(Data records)
====

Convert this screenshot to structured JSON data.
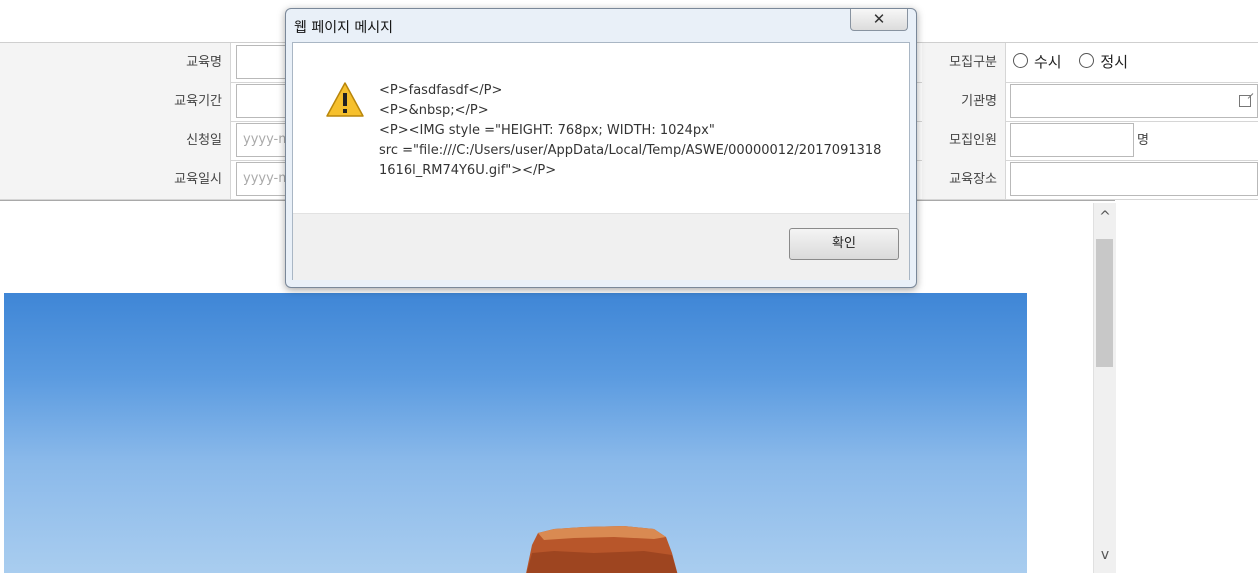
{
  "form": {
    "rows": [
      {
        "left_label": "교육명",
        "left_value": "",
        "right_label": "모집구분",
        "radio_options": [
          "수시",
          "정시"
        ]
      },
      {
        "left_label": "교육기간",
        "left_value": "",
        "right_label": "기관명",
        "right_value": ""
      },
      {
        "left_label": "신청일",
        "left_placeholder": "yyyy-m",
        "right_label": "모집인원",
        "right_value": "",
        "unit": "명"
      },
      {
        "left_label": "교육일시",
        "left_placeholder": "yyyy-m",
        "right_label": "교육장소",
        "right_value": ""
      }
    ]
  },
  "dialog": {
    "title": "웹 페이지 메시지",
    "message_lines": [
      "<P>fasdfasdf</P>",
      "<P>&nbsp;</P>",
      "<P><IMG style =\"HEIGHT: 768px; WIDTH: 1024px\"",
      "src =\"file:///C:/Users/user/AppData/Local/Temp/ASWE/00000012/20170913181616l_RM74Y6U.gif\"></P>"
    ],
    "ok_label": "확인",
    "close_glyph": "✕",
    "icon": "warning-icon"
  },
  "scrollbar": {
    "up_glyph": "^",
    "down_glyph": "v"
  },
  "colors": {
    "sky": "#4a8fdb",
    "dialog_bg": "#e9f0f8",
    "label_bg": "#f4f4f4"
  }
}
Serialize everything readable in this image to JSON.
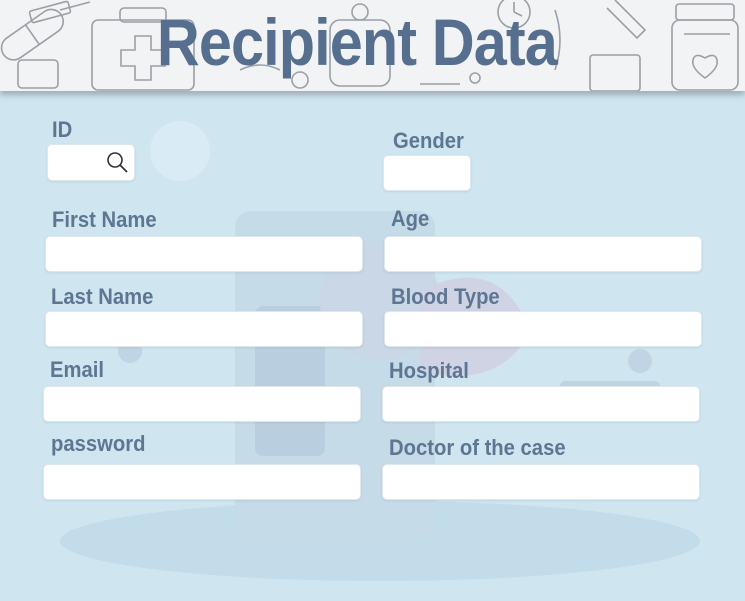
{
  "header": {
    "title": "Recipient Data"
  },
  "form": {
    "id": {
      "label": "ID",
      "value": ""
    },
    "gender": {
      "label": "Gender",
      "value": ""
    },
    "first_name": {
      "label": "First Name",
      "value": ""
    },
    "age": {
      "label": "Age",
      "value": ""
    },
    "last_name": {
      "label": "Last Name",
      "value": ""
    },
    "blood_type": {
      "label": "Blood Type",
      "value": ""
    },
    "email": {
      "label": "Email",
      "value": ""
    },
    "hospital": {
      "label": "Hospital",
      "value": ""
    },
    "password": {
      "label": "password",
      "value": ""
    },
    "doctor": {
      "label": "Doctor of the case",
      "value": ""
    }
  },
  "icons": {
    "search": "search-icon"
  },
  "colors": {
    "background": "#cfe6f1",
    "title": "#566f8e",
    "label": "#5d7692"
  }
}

====

Leave out the pictures and give the listing above again exactly.

- EXERCISE RESULT -
Convert this screenshot to structured JSON data.
{
  "form": {
    "rows": [
      {
        "left_label": "교육명",
        "left_value": "",
        "right_label": "모집구분",
        "radio_options": [
          "수시",
          "정시"
        ]
      },
      {
        "left_label": "교육기간",
        "left_value": "",
        "right_label": "기관명",
        "right_value": ""
      },
      {
        "left_label": "신청일",
        "left_placeholder": "yyyy-m",
        "right_label": "모집인원",
        "right_value": "",
        "unit": "명"
      },
      {
        "left_label": "교육일시",
        "left_placeholder": "yyyy-m",
        "right_label": "교육장소",
        "right_value": ""
      }
    ]
  },
  "dialog": {
    "title": "웹 페이지 메시지",
    "message_lines": [
      "<P>fasdfasdf</P>",
      "<P>&nbsp;</P>",
      "<P><IMG style =\"HEIGHT: 768px; WIDTH: 1024px\"",
      "src =\"file:///C:/Users/user/AppData/Local/Temp/ASWE/00000012/20170913181616l_RM74Y6U.gif\"></P>"
    ],
    "ok_label": "확인",
    "close_glyph": "✕",
    "icon": "warning-icon"
  },
  "scrollbar": {
    "up_glyph": "^",
    "down_glyph": "v"
  },
  "colors": {
    "sky": "#4a8fdb",
    "dialog_bg": "#e9f0f8",
    "label_bg": "#f4f4f4"
  }
}
Serialize everything readable in this image to JSON.
{
  "header": {
    "title": "Recipient Data"
  },
  "form": {
    "id": {
      "label": "ID",
      "value": ""
    },
    "gender": {
      "label": "Gender",
      "value": ""
    },
    "first_name": {
      "label": "First Name",
      "value": ""
    },
    "age": {
      "label": "Age",
      "value": ""
    },
    "last_name": {
      "label": "Last Name",
      "value": ""
    },
    "blood_type": {
      "label": "Blood Type",
      "value": ""
    },
    "email": {
      "label": "Email",
      "value": ""
    },
    "hospital": {
      "label": "Hospital",
      "value": ""
    },
    "password": {
      "label": "password",
      "value": ""
    },
    "doctor": {
      "label": "Doctor of the case",
      "value": ""
    }
  },
  "icons": {
    "search": "search-icon"
  },
  "colors": {
    "background": "#cfe6f1",
    "title": "#566f8e",
    "label": "#5d7692"
  }
}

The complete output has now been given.